=== RECORD EXTRACTS ===

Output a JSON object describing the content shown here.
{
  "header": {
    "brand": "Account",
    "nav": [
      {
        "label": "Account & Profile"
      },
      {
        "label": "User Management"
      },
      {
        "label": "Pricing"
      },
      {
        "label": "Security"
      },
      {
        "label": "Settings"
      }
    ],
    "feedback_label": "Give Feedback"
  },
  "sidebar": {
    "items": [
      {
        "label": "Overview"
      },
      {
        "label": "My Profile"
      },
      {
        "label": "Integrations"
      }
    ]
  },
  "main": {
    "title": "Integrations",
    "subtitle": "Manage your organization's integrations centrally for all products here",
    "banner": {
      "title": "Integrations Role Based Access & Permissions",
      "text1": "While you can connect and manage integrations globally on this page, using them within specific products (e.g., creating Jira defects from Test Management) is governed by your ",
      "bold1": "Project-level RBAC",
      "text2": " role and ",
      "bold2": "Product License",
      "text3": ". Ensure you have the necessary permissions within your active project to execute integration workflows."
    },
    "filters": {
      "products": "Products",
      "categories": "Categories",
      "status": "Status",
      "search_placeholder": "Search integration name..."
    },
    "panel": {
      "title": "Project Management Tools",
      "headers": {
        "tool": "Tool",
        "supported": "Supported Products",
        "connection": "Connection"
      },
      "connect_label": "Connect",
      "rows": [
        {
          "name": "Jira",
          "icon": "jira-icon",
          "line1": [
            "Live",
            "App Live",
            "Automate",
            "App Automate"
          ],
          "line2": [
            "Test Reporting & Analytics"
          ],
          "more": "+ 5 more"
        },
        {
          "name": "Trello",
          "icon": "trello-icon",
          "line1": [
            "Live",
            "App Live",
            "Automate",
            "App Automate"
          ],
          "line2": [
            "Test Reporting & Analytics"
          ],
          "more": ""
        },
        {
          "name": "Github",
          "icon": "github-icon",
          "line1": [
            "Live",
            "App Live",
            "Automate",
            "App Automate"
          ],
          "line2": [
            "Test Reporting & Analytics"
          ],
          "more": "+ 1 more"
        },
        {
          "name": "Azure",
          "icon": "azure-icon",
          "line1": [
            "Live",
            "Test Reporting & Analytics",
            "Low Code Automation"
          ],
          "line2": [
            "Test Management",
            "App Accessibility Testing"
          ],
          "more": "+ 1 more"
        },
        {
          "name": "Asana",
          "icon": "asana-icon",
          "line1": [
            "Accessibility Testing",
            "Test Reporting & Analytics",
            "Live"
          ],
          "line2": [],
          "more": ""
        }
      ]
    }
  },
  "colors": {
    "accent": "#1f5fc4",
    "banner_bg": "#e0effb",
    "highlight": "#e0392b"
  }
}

===

## WHAT THIS TASK INVOLVES
Select every line of the material above holding the word "Testing" and copy it.

## OUTPUT BELOW
            "App Accessibility Testing"
            "Accessibility Testing",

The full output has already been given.